-- BEGIN INPUT FOR THIS TASK --

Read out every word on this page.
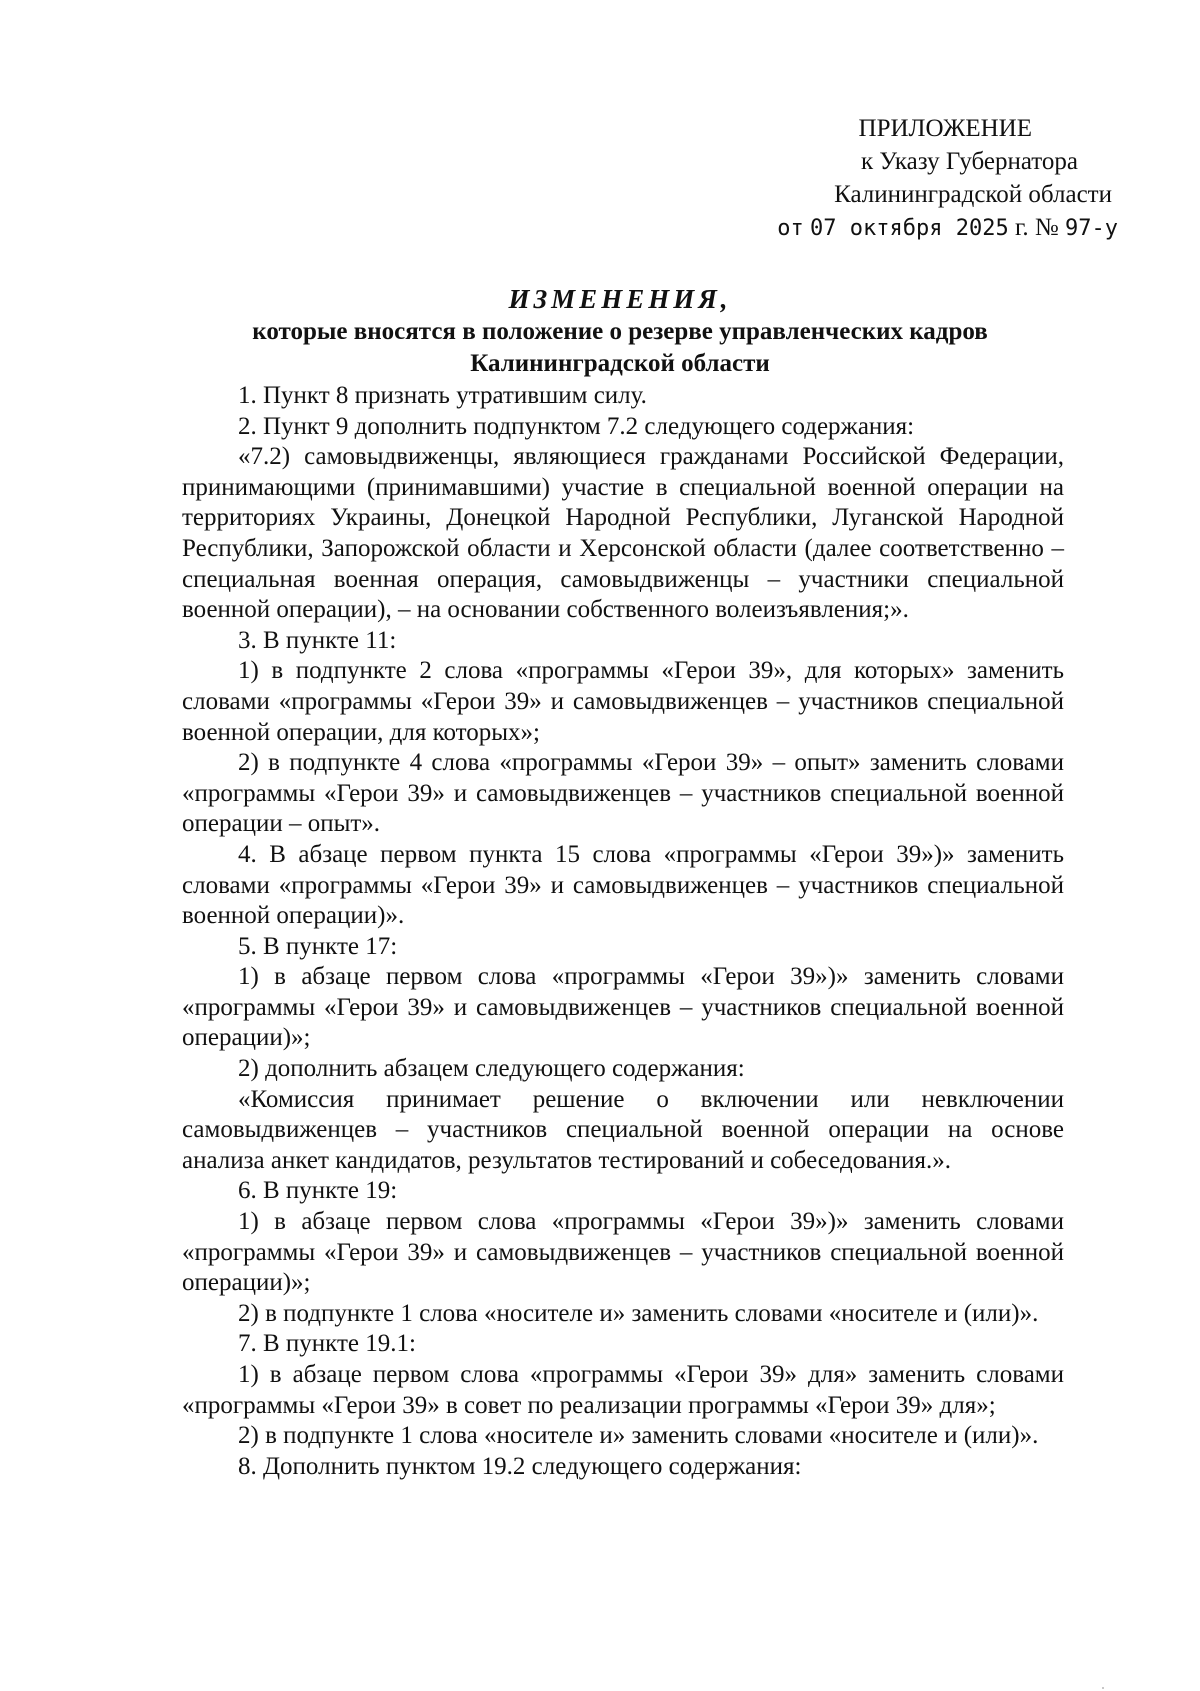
ПРИЛОЖЕНИЕ
к Указу Губернатора
Калининградской области
от 07 октября 2025 г. № 97-у
ИЗМЕНЕНИЯ,
которые вносятся в положение о резерве управленческих кадров
Калининградской области

1. Пункт 8 признать утратившим силу.

2. Пункт 9 дополнить подпунктом 7.2 следующего содержания:

«7.2) самовыдвиженцы, являющиеся гражданами Российской Федерации, принимающими (принимавшими) участие в специальной военной операции на территориях Украины, Донецкой Народной Республики, Луганской Народной Республики, Запорожской области и Херсонской области (далее соответственно – специальная военная операция, самовыдвиженцы – участники специальной военной операции), – на основании собственного волеизъявления;».

3. В пункте 11:

1) в подпункте 2 слова «программы «Герои 39», для которых» заменить словами «программы «Герои 39» и самовыдвиженцев – участников специальной военной операции, для которых»;

2) в подпункте 4 слова «программы «Герои 39» – опыт» заменить словами «программы «Герои 39» и самовыдвиженцев – участников специальной военной операции – опыт».

4. В абзаце первом пункта 15 слова «программы «Герои 39»)» заменить словами «программы «Герои 39» и самовыдвиженцев – участников специальной военной операции)».

5. В пункте 17:

1) в абзаце первом слова «программы «Герои 39»)» заменить словами «программы «Герои 39» и самовыдвиженцев – участников специальной военной операции)»;

2) дополнить абзацем следующего содержания:

«Комиссия принимает решение о включении или невключении самовыдвиженцев – участников специальной военной операции на основе анализа анкет кандидатов, результатов тестирований и собеседования.».

6. В пункте 19:

1) в абзаце первом слова «программы «Герои 39»)» заменить словами «программы «Герои 39» и самовыдвиженцев – участников специальной военной операции)»;

2) в подпункте 1 слова «носителе и» заменить словами «носителе и (или)».

7. В пункте 19.1:

1) в абзаце первом слова «программы «Герои 39» для» заменить словами «программы «Герои 39» в совет по реализации программы «Герои 39» для»;

2) в подпункте 1 слова «носителе и» заменить словами «носителе и (или)».

8. Дополнить пунктом 19.2 следующего содержания:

-- END INPUT FOR THIS TASK --

Without the pictures, write out all of the material exactly.

[IN RESPONSE]
Read out every word on this page.
ПРИЛОЖЕНИЕ
к Указу Губернатора
Калининградской области
от 07 октября 2025 г. № 97-у
ИЗМЕНЕНИЯ,
которые вносятся в положение о резерве управленческих кадров
Калининградской области

1. Пункт 8 признать утратившим силу.

2. Пункт 9 дополнить подпунктом 7.2 следующего содержания:

«7.2) самовыдвиженцы, являющиеся гражданами Российской Федерации, принимающими (принимавшими) участие в специальной военной операции на территориях Украины, Донецкой Народной Республики, Луганской Народной Республики, Запорожской области и Херсонской области (далее соответственно – специальная военная операция, самовыдвиженцы – участники специальной военной операции), – на основании собственного волеизъявления;».

3. В пункте 11:

1) в подпункте 2 слова «программы «Герои 39», для которых» заменить словами «программы «Герои 39» и самовыдвиженцев – участников специальной военной операции, для которых»;

2) в подпункте 4 слова «программы «Герои 39» – опыт» заменить словами «программы «Герои 39» и самовыдвиженцев – участников специальной военной операции – опыт».

4. В абзаце первом пункта 15 слова «программы «Герои 39»)» заменить словами «программы «Герои 39» и самовыдвиженцев – участников специальной военной операции)».

5. В пункте 17:

1) в абзаце первом слова «программы «Герои 39»)» заменить словами «программы «Герои 39» и самовыдвиженцев – участников специальной военной операции)»;

2) дополнить абзацем следующего содержания:

«Комиссия принимает решение о включении или невключении самовыдвиженцев – участников специальной военной операции на основе анализа анкет кандидатов, результатов тестирований и собеседования.».

6. В пункте 19:

1) в абзаце первом слова «программы «Герои 39»)» заменить словами «программы «Герои 39» и самовыдвиженцев – участников специальной военной операции)»;

2) в подпункте 1 слова «носителе и» заменить словами «носителе и (или)».

7. В пункте 19.1:

1) в абзаце первом слова «программы «Герои 39» для» заменить словами «программы «Герои 39» в совет по реализации программы «Герои 39» для»;

2) в подпункте 1 слова «носителе и» заменить словами «носителе и (или)».

8. Дополнить пунктом 19.2 следующего содержания:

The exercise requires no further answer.